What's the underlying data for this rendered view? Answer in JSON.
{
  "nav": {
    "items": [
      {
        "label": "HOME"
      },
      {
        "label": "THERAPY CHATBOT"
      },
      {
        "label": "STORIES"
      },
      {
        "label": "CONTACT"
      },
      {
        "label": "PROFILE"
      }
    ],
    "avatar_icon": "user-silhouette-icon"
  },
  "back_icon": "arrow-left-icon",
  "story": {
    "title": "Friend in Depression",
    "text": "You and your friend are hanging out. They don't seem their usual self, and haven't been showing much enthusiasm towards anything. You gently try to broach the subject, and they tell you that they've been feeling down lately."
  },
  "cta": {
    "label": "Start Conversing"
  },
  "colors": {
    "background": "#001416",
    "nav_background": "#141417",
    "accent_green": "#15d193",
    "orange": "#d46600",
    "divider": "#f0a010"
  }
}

________

● **WHAT THE TASK ASKS**: Using the data above, output each line exactly.

● **REPLY**:
What's the underlying data for this rendered view? Answer in JSON.
{
  "nav": {
    "items": [
      {
        "label": "HOME"
      },
      {
        "label": "THERAPY CHATBOT"
      },
      {
        "label": "STORIES"
      },
      {
        "label": "CONTACT"
      },
      {
        "label": "PROFILE"
      }
    ],
    "avatar_icon": "user-silhouette-icon"
  },
  "back_icon": "arrow-left-icon",
  "story": {
    "title": "Friend in Depression",
    "text": "You and your friend are hanging out. They don't seem their usual self, and haven't been showing much enthusiasm towards anything. You gently try to broach the subject, and they tell you that they've been feeling down lately."
  },
  "cta": {
    "label": "Start Conversing"
  },
  "colors": {
    "background": "#001416",
    "nav_background": "#141417",
    "accent_green": "#15d193",
    "orange": "#d46600",
    "divider": "#f0a010"
  }
}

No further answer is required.